ENTRIES -

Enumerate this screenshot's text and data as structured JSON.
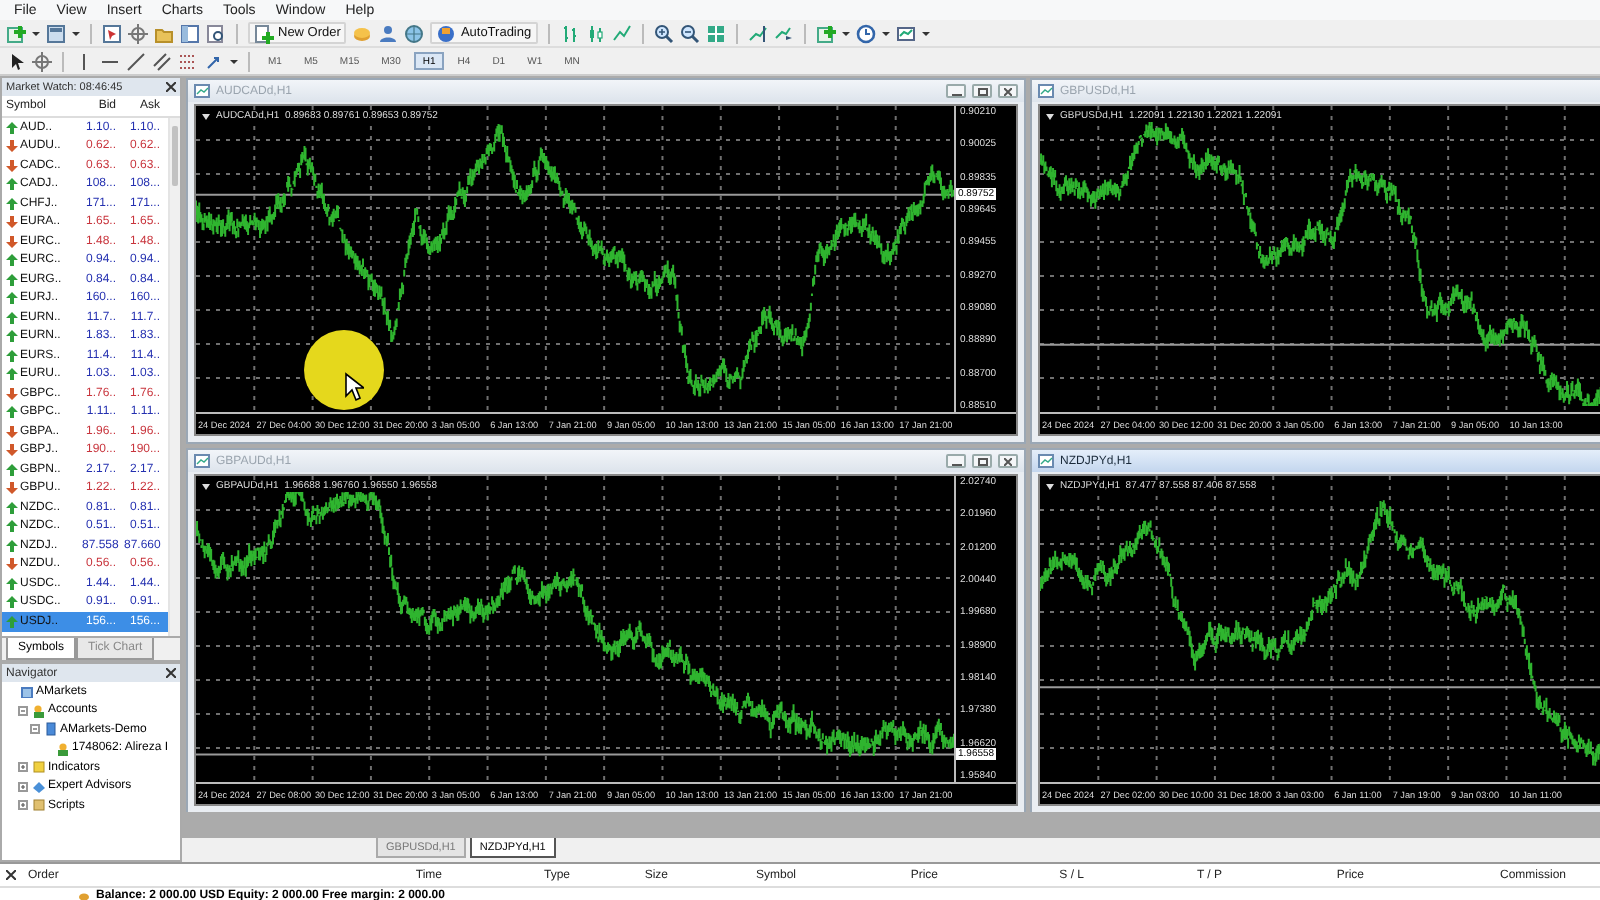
{
  "menu": [
    "File",
    "View",
    "Insert",
    "Charts",
    "Tools",
    "Window",
    "Help"
  ],
  "toolbar": {
    "new_order": "New Order",
    "auto_trading": "AutoTrading"
  },
  "timeframes": [
    {
      "label": "M1",
      "selected": false
    },
    {
      "label": "M5",
      "selected": false
    },
    {
      "label": "M15",
      "selected": false
    },
    {
      "label": "M30",
      "selected": false
    },
    {
      "label": "H1",
      "selected": true
    },
    {
      "label": "H4",
      "selected": false
    },
    {
      "label": "D1",
      "selected": false
    },
    {
      "label": "W1",
      "selected": false
    },
    {
      "label": "MN",
      "selected": false
    }
  ],
  "market_watch": {
    "title": "Market Watch: 08:46:45",
    "columns": [
      "Symbol",
      "Bid",
      "Ask"
    ],
    "rows": [
      {
        "symbol": "AUD..",
        "bid": "1.10..",
        "ask": "1.10..",
        "kind": "up",
        "selected": false
      },
      {
        "symbol": "AUDU..",
        "bid": "0.62..",
        "ask": "0.62..",
        "kind": "down",
        "selected": false
      },
      {
        "symbol": "CADC..",
        "bid": "0.63..",
        "ask": "0.63..",
        "kind": "down",
        "selected": false
      },
      {
        "symbol": "CADJ..",
        "bid": "108...",
        "ask": "108...",
        "kind": "up",
        "selected": false
      },
      {
        "symbol": "CHFJ..",
        "bid": "171...",
        "ask": "171...",
        "kind": "up",
        "selected": false
      },
      {
        "symbol": "EURA..",
        "bid": "1.65..",
        "ask": "1.65..",
        "kind": "down",
        "selected": false
      },
      {
        "symbol": "EURC..",
        "bid": "1.48..",
        "ask": "1.48..",
        "kind": "down",
        "selected": false
      },
      {
        "symbol": "EURC..",
        "bid": "0.94..",
        "ask": "0.94..",
        "kind": "up",
        "selected": false
      },
      {
        "symbol": "EURG..",
        "bid": "0.84..",
        "ask": "0.84..",
        "kind": "up",
        "selected": false
      },
      {
        "symbol": "EURJ..",
        "bid": "160...",
        "ask": "160...",
        "kind": "up",
        "selected": false
      },
      {
        "symbol": "EURN..",
        "bid": "11.7..",
        "ask": "11.7..",
        "kind": "up",
        "selected": false
      },
      {
        "symbol": "EURN..",
        "bid": "1.83..",
        "ask": "1.83..",
        "kind": "up",
        "selected": false
      },
      {
        "symbol": "EURS..",
        "bid": "11.4..",
        "ask": "11.4..",
        "kind": "up",
        "selected": false
      },
      {
        "symbol": "EURU..",
        "bid": "1.03..",
        "ask": "1.03..",
        "kind": "up",
        "selected": false
      },
      {
        "symbol": "GBPC..",
        "bid": "1.76..",
        "ask": "1.76..",
        "kind": "down",
        "selected": false
      },
      {
        "symbol": "GBPC..",
        "bid": "1.11..",
        "ask": "1.11..",
        "kind": "up",
        "selected": false
      },
      {
        "symbol": "GBPA..",
        "bid": "1.96..",
        "ask": "1.96..",
        "kind": "down",
        "selected": false
      },
      {
        "symbol": "GBPJ..",
        "bid": "190...",
        "ask": "190...",
        "kind": "down",
        "selected": false
      },
      {
        "symbol": "GBPN..",
        "bid": "2.17..",
        "ask": "2.17..",
        "kind": "up",
        "selected": false
      },
      {
        "symbol": "GBPU..",
        "bid": "1.22..",
        "ask": "1.22..",
        "kind": "down",
        "selected": false
      },
      {
        "symbol": "NZDC..",
        "bid": "0.81..",
        "ask": "0.81..",
        "kind": "up",
        "selected": false
      },
      {
        "symbol": "NZDC..",
        "bid": "0.51..",
        "ask": "0.51..",
        "kind": "up",
        "selected": false
      },
      {
        "symbol": "NZDJ..",
        "bid": "87.558",
        "ask": "87.660",
        "kind": "up",
        "selected": false
      },
      {
        "symbol": "NZDU..",
        "bid": "0.56..",
        "ask": "0.56..",
        "kind": "down",
        "selected": false
      },
      {
        "symbol": "USDC..",
        "bid": "1.44..",
        "ask": "1.44..",
        "kind": "up",
        "selected": false
      },
      {
        "symbol": "USDC..",
        "bid": "0.91..",
        "ask": "0.91..",
        "kind": "up",
        "selected": false
      },
      {
        "symbol": "USDJ..",
        "bid": "156...",
        "ask": "156...",
        "kind": "up",
        "selected": true
      }
    ],
    "tabs": [
      {
        "label": "Symbols",
        "selected": true
      },
      {
        "label": "Tick Chart",
        "selected": false
      }
    ]
  },
  "navigator": {
    "title": "Navigator",
    "tree": [
      {
        "label": "AMarkets",
        "kind": "broker",
        "children": [
          {
            "label": "Accounts",
            "kind": "accounts",
            "expanded": true,
            "children": [
              {
                "label": "AMarkets-Demo",
                "kind": "server",
                "expanded": true,
                "children": [
                  {
                    "label": "1748062: Alireza I",
                    "kind": "account"
                  }
                ]
              }
            ]
          },
          {
            "label": "Indicators",
            "kind": "indicators",
            "expanded": false
          },
          {
            "label": "Expert Advisors",
            "kind": "experts",
            "expanded": false
          },
          {
            "label": "Scripts",
            "kind": "scripts",
            "expanded": false
          }
        ]
      }
    ]
  },
  "charts": [
    {
      "title": "AUDCADd,H1",
      "info": "AUDCADd,H1  0.89683 0.89761 0.89653 0.89752",
      "active": false,
      "prices": [
        "0.90210",
        "0.90025",
        "0.89835",
        "0.89645",
        "0.89455",
        "0.89270",
        "0.89080",
        "0.88890",
        "0.88700",
        "0.88510"
      ],
      "current_price": "0.89752",
      "times": [
        "24 Dec 2024",
        "27 Dec 04:00",
        "30 Dec 12:00",
        "31 Dec 20:00",
        "3 Jan 05:00",
        "6 Jan 13:00",
        "7 Jan 21:00",
        "9 Jan 05:00",
        "10 Jan 13:00",
        "13 Jan 21:00",
        "15 Jan 05:00",
        "16 Jan 13:00",
        "17 Jan 21:00"
      ]
    },
    {
      "title": "GBPUSDd,H1",
      "info": "GBPUSDd,H1  1.22091 1.22130 1.22021 1.22091",
      "active": false,
      "times": [
        "24 Dec 2024",
        "27 Dec 04:00",
        "30 Dec 12:00",
        "31 Dec 20:00",
        "3 Jan 05:00",
        "6 Jan 13:00",
        "7 Jan 21:00",
        "9 Jan 05:00",
        "10 Jan 13:00"
      ]
    },
    {
      "title": "GBPAUDd,H1",
      "info": "GBPAUDd,H1  1.96688 1.96760 1.96550 1.96558",
      "active": false,
      "prices": [
        "2.02740",
        "2.01960",
        "2.01200",
        "2.00440",
        "1.99680",
        "1.98900",
        "1.98140",
        "1.97380",
        "1.96620",
        "1.95840"
      ],
      "current_price": "1.96558",
      "times": [
        "24 Dec 2024",
        "27 Dec 08:00",
        "30 Dec 12:00",
        "31 Dec 20:00",
        "3 Jan 05:00",
        "6 Jan 13:00",
        "7 Jan 21:00",
        "9 Jan 05:00",
        "10 Jan 13:00",
        "13 Jan 21:00",
        "15 Jan 05:00",
        "16 Jan 13:00",
        "17 Jan 21:00"
      ]
    },
    {
      "title": "NZDJPYd,H1",
      "info": "NZDJPYd,H1  87.477 87.558 87.406 87.558",
      "active": true,
      "times": [
        "24 Dec 2024",
        "27 Dec 02:00",
        "30 Dec 10:00",
        "31 Dec 18:00",
        "3 Jan 03:00",
        "6 Jan 11:00",
        "7 Jan 19:00",
        "9 Jan 03:00",
        "10 Jan 11:00"
      ]
    }
  ],
  "chart_tabs": [
    {
      "label": "GBPUSDd,H1",
      "selected": false
    },
    {
      "label": "NZDJPYd,H1",
      "selected": true
    }
  ],
  "terminal": {
    "columns": [
      "Order",
      "Time",
      "Type",
      "Size",
      "Symbol",
      "Price",
      "S / L",
      "T / P",
      "Price",
      "Commission"
    ],
    "balance": "Balance: 2 000.00 USD  Equity: 2 000.00  Free margin: 2 000.00"
  }
}
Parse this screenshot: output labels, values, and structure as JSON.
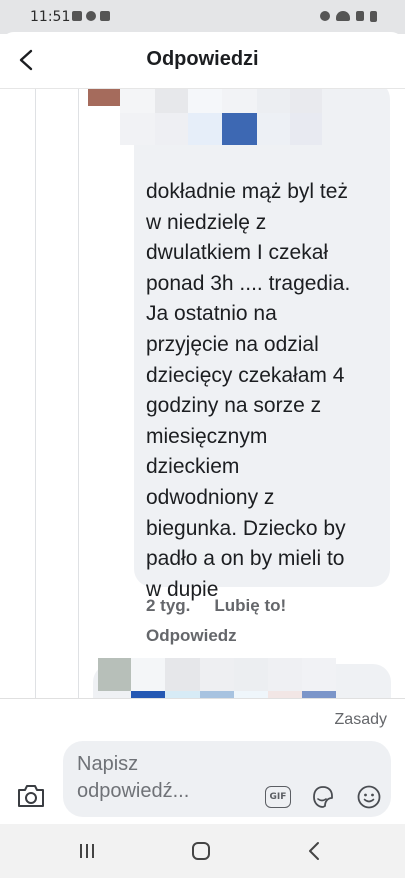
{
  "status_bar": {
    "time": "11:51",
    "left_icons": [
      "gallery-icon",
      "messenger-icon",
      "youtube-icon"
    ],
    "right_icons": [
      "alarm-icon",
      "wifi-icon",
      "signal-icon",
      "battery-icon"
    ]
  },
  "header": {
    "title": "Odpowiedzi",
    "back_icon": "back-arrow-icon"
  },
  "comment": {
    "text": "dokładnie mąż byl też\nw niedzielę z\ndwulatkiem I czekał\nponad 3h .... tragedia.\nJa ostatnio na\nprzyjęcie na odzial\ndziecięcy czekałam 4\ngodziny na sorze z\nmiesięcznym\ndzieckiem\nodwodniony z\nbiegunka.  Dziecko by\npadło a on by mieli to\nw dupie",
    "time_ago": "2 tyg.",
    "like_label": "Lubię to!",
    "reply_label": "Odpowiedz"
  },
  "composer": {
    "rules_label": "Zasady",
    "placeholder": "Napisz odpowiedź...",
    "value": "",
    "icons": [
      "camera-icon",
      "gif-icon",
      "sticker-icon",
      "emoji-icon"
    ]
  },
  "nav_bar": {
    "icons": [
      "recent-apps-icon",
      "home-icon",
      "back-icon"
    ]
  },
  "colors": {
    "bubble_bg": "#eff1f4",
    "meta_text": "#65676b",
    "status_bar_bg": "#e4e5e7",
    "nav_bar_bg": "#f2f2f2"
  }
}
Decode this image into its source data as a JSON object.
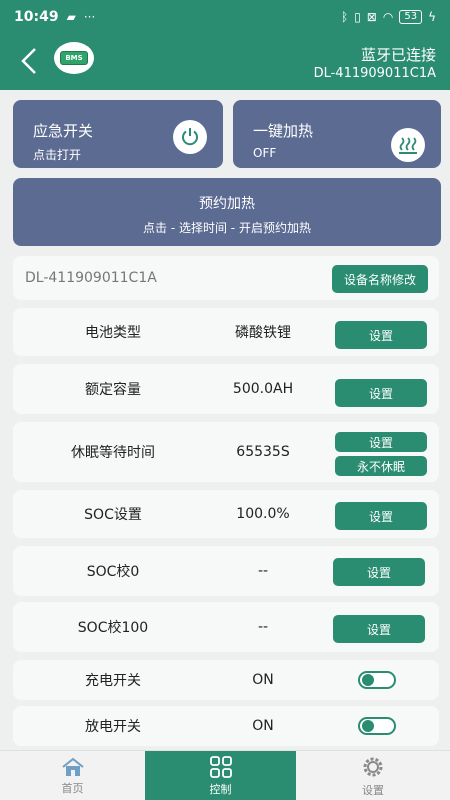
{
  "statusbar": {
    "time": "10:49",
    "battery": "53"
  },
  "header": {
    "logo_text": "BMS",
    "connection_status": "蓝牙已连接",
    "device_id": "DL-411909011C1A"
  },
  "emergency_switch": {
    "title": "应急开关",
    "subtitle": "点击打开"
  },
  "one_key_heating": {
    "title": "一键加热",
    "state": "OFF"
  },
  "scheduled_heating": {
    "title": "预约加热",
    "hint": "点击 - 选择时间 - 开启预约加热"
  },
  "device_name": {
    "value": "DL-411909011C1A",
    "button": "设备名称修改"
  },
  "rows": [
    {
      "label": "电池类型",
      "value": "磷酸铁锂",
      "button": "设置"
    },
    {
      "label": "额定容量",
      "value": "500.0AH",
      "button": "设置"
    },
    {
      "label": "休眠等待时间",
      "value": "65535S",
      "button": "设置",
      "button2": "永不休眠"
    },
    {
      "label": "SOC设置",
      "value": "100.0%",
      "button": "设置"
    },
    {
      "label": "SOC校0",
      "value": "--",
      "button": "设置"
    },
    {
      "label": "SOC校100",
      "value": "--",
      "button": "设置"
    }
  ],
  "switches": [
    {
      "label": "充电开关",
      "value": "ON",
      "on": true
    },
    {
      "label": "放电开关",
      "value": "ON",
      "on": true
    }
  ],
  "tabs": [
    {
      "label": "首页",
      "icon": "home-icon"
    },
    {
      "label": "控制",
      "icon": "grid-icon",
      "active": true
    },
    {
      "label": "设置",
      "icon": "gear-icon"
    }
  ],
  "colors": {
    "primary": "#2a8c70",
    "tile": "#5c6b92",
    "background": "#eef0f0"
  }
}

THE REQUEST - Report how many lines in the entries hold the string "AMarkets". Nothing but the number is wanted.

EXPECTED ANSWER - 2